* EXERCISE PROMPT *
Copy all lines in which the word "количество" can be found.

* Records from a dataset *
┏━━

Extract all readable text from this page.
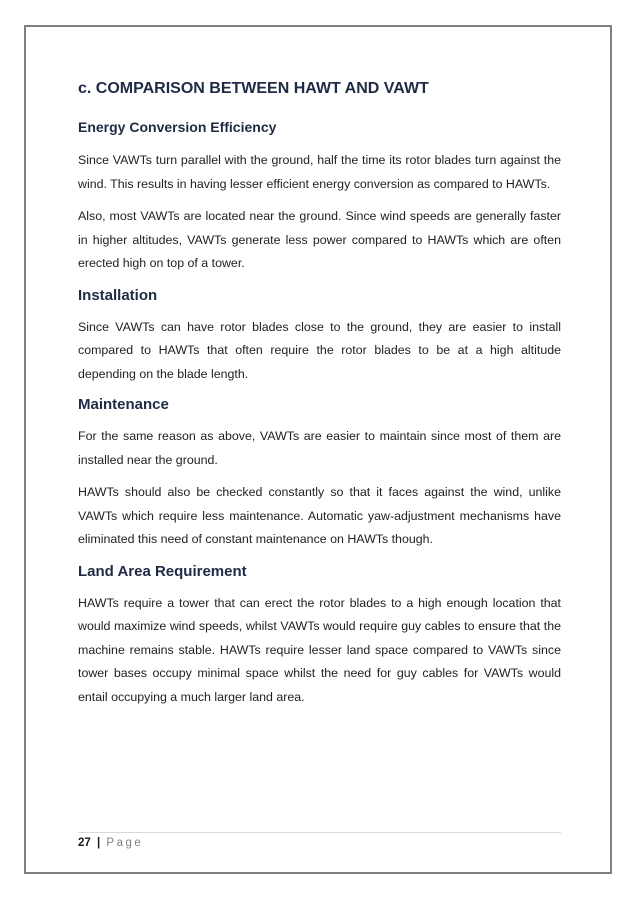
c. COMPARISON BETWEEN HAWT AND VAWT
Energy Conversion Efficiency

Since VAWTs turn parallel with the ground, half the time its rotor blades turn against the wind. This results in having lesser efficient energy conversion as compared to HAWTs.

Also, most VAWTs are located near the ground. Since wind speeds are generally faster in higher altitudes, VAWTs generate less power compared to HAWTs which are often erected high on top of a tower.

Installation

Since VAWTs can have rotor blades close to the ground, they are easier to install compared to HAWTs that often require the rotor blades to be at a high altitude depending on the blade length.

Maintenance

For the same reason as above, VAWTs are easier to maintain since most of them are installed near the ground.

HAWTs should also be checked constantly so that it faces against the wind, unlike VAWTs which require less maintenance. Automatic yaw-adjustment mechanisms have eliminated this need of constant maintenance on HAWTs though.

Land Area Requirement

HAWTs require a tower that can erect the rotor blades to a high enough location that would maximize wind speeds, whilst VAWTs would require guy cables to ensure that the machine remains stable. HAWTs require lesser land space compared to VAWTs since tower bases occupy minimal space whilst the need for guy cables for VAWTs would entail occupying a much larger land area.

27 | Page
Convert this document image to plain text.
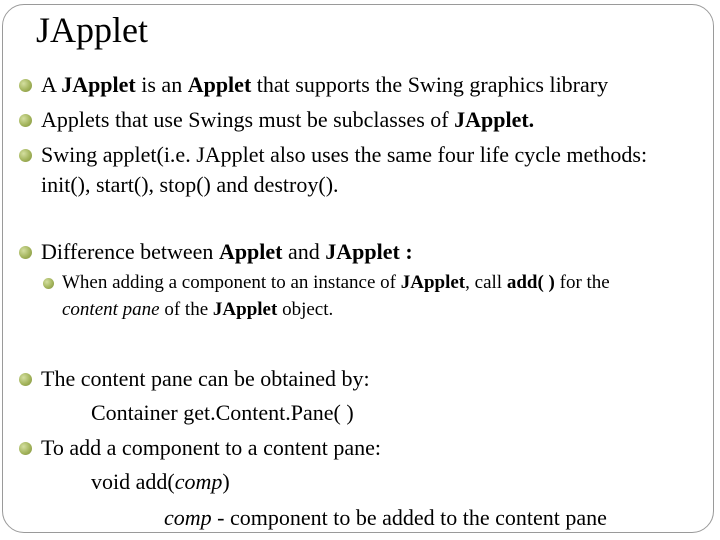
JApplet
A JApplet is an Applet that supports the Swing graphics library
Applets that use Swings must be subclasses of JApplet.
Swing applet(i.e. JApplet also uses the same four life cycle methods:
init(), start(), stop() and destroy().
Difference between Applet and JApplet :
When adding a component to an instance of JApplet, call add( ) for the
content pane of the JApplet object.
The content pane can be obtained by:
Container get.Content.Pane( )
To add a component to a content pane:
void add(comp)
comp - component to be added to the content pane
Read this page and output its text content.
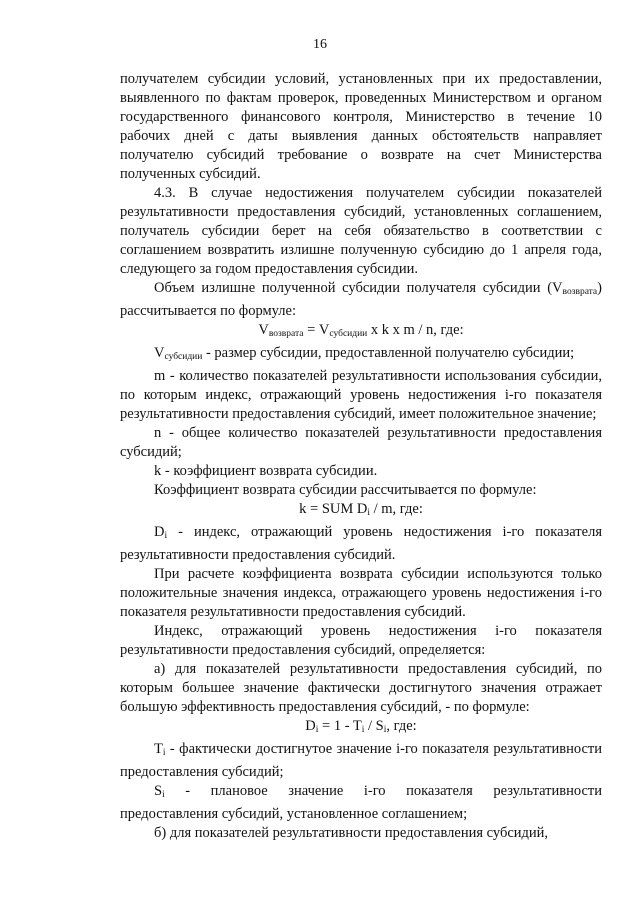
16

получателем субсидии условий, установленных при их предоставлении, выявленного по фактам проверок, проведенных Министерством и органом государственного финансового контроля, Министерство в течение 10 рабочих дней с даты выявления данных обстоятельств направляет получателю субсидий требование о возврате на счет Министерства полученных субсидий.

4.3. В случае недостижения получателем субсидии показателей результативности предоставления субсидий, установленных соглашением, получатель субсидии берет на себя обязательство в соответствии с соглашением возвратить излишне полученную субсидию до 1 апреля года, следующего за годом предоставления субсидии.

Объем излишне полученной субсидии получателя субсидии $(V_{возврата})$ рассчитывается по формуле:

$V_{возврата} = V_{субсидии}$ x k x m / n, где:

$V_{субсидии}$ - размер субсидии, предоставленной получателю субсидии;

m - количество показателей результативности использования субсидии, по которым индекс, отражающий уровень недостижения i-го показателя результативности предоставления субсидий, имеет положительное значение;

n - общее количество показателей результативности предоставления субсидий;

k - коэффициент возврата субсидии.

Коэффициент возврата субсидии рассчитывается по формуле:

k = SUM $D_i$ / m, где:

$D_i$ - индекс, отражающий уровень недостижения i-го показателя результативности предоставления субсидий.

При расчете коэффициента возврата субсидии используются только положительные значения индекса, отражающего уровень недостижения i-го показателя результативности предоставления субсидий.

Индекс, отражающий уровень недостижения i-го показателя результативности предоставления субсидий, определяется:

а) для показателей результативности предоставления субсидий, по которым большее значение фактически достигнутого значения отражает большую эффективность предоставления субсидий, - по формуле:

$D_i = 1 - T_i / S_i$, где:

$T_i$ - фактически достигнутое значение i-го показателя результативности предоставления субсидий;

$S_i$ - плановое значение i-го показателя результативности предоставления субсидий, установленное соглашением;

б) для показателей результативности предоставления субсидий,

┗━━

* REPLY *
m - количество показателей результативности использования субсидии, по которым индекс, отражающий уровень недостижения i-го показателя результативности предоставления субсидий, имеет положительное значение;
n - общее количество показателей результативности предоставления субсидий;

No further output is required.